(Rows from a dataset)

§

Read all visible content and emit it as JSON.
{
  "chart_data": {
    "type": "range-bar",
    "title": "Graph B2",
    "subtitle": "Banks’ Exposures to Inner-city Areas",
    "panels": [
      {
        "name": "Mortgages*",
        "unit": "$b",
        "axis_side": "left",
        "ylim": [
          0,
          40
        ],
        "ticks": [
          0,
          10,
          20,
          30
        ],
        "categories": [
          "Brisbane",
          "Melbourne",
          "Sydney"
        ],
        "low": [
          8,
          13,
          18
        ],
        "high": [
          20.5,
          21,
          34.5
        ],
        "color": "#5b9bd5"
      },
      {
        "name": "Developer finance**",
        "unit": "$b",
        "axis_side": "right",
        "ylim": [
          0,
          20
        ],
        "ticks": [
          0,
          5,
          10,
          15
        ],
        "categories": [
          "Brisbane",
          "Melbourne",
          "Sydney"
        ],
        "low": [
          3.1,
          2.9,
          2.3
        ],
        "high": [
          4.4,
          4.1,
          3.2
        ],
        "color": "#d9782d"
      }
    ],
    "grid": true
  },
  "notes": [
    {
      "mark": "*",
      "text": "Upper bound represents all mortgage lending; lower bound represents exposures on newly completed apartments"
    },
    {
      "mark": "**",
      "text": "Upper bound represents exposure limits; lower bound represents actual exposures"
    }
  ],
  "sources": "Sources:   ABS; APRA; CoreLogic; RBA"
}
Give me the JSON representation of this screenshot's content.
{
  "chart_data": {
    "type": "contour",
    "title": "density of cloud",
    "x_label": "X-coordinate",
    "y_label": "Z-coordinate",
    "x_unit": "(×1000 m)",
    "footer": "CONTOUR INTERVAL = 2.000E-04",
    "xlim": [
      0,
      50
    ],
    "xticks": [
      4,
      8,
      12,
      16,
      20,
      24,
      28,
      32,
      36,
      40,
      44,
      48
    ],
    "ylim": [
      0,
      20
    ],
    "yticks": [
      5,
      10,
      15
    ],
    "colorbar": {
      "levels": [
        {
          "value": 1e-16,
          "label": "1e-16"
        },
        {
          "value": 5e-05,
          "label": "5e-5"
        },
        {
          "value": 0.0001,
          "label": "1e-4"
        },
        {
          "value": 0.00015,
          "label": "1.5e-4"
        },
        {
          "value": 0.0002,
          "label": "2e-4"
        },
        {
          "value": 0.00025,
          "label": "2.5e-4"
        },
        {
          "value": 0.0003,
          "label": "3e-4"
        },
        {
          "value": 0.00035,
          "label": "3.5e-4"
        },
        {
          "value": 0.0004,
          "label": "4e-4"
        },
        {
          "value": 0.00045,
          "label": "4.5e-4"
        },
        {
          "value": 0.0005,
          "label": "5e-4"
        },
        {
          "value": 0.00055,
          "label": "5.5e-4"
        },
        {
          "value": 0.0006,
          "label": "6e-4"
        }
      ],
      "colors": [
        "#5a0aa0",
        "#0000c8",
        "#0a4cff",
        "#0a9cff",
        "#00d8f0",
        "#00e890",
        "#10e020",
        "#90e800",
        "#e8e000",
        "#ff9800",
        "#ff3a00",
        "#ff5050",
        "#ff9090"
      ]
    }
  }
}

§

◆ **AIM**
Repeat each entry word for word.

◆ **TASK RESPONSE**
Read all visible content and emit it as JSON.
{
  "chart_data": {
    "type": "range-bar",
    "title": "Graph B2",
    "subtitle": "Banks’ Exposures to Inner-city Areas",
    "panels": [
      {
        "name": "Mortgages*",
        "unit": "$b",
        "axis_side": "left",
        "ylim": [
          0,
          40
        ],
        "ticks": [
          0,
          10,
          20,
          30
        ],
        "categories": [
          "Brisbane",
          "Melbourne",
          "Sydney"
        ],
        "low": [
          8,
          13,
          18
        ],
        "high": [
          20.5,
          21,
          34.5
        ],
        "color": "#5b9bd5"
      },
      {
        "name": "Developer finance**",
        "unit": "$b",
        "axis_side": "right",
        "ylim": [
          0,
          20
        ],
        "ticks": [
          0,
          5,
          10,
          15
        ],
        "categories": [
          "Brisbane",
          "Melbourne",
          "Sydney"
        ],
        "low": [
          3.1,
          2.9,
          2.3
        ],
        "high": [
          4.4,
          4.1,
          3.2
        ],
        "color": "#d9782d"
      }
    ],
    "grid": true
  },
  "notes": [
    {
      "mark": "*",
      "text": "Upper bound represents all mortgage lending; lower bound represents exposures on newly completed apartments"
    },
    {
      "mark": "**",
      "text": "Upper bound represents exposure limits; lower bound represents actual exposures"
    }
  ],
  "sources": "Sources:   ABS; APRA; CoreLogic; RBA"
}
Give me the JSON representation of this screenshot's content.
{
  "chart_data": {
    "type": "contour",
    "title": "density of cloud",
    "x_label": "X-coordinate",
    "y_label": "Z-coordinate",
    "x_unit": "(×1000 m)",
    "footer": "CONTOUR INTERVAL = 2.000E-04",
    "xlim": [
      0,
      50
    ],
    "xticks": [
      4,
      8,
      12,
      16,
      20,
      24,
      28,
      32,
      36,
      40,
      44,
      48
    ],
    "ylim": [
      0,
      20
    ],
    "yticks": [
      5,
      10,
      15
    ],
    "colorbar": {
      "levels": [
        {
          "value": 1e-16,
          "label": "1e-16"
        },
        {
          "value": 5e-05,
          "label": "5e-5"
        },
        {
          "value": 0.0001,
          "label": "1e-4"
        },
        {
          "value": 0.00015,
          "label": "1.5e-4"
        },
        {
          "value": 0.0002,
          "label": "2e-4"
        },
        {
          "value": 0.00025,
          "label": "2.5e-4"
        },
        {
          "value": 0.0003,
          "label": "3e-4"
        },
        {
          "value": 0.00035,
          "label": "3.5e-4"
        },
        {
          "value": 0.0004,
          "label": "4e-4"
        },
        {
          "value": 0.00045,
          "label": "4.5e-4"
        },
        {
          "value": 0.0005,
          "label": "5e-4"
        },
        {
          "value": 0.00055,
          "label": "5.5e-4"
        },
        {
          "value": 0.0006,
          "label": "6e-4"
        }
      ],
      "colors": [
        "#5a0aa0",
        "#0000c8",
        "#0a4cff",
        "#0a9cff",
        "#00d8f0",
        "#00e890",
        "#10e020",
        "#90e800",
        "#e8e000",
        "#ff9800",
        "#ff3a00",
        "#ff5050",
        "#ff9090"
      ]
    }
  }
}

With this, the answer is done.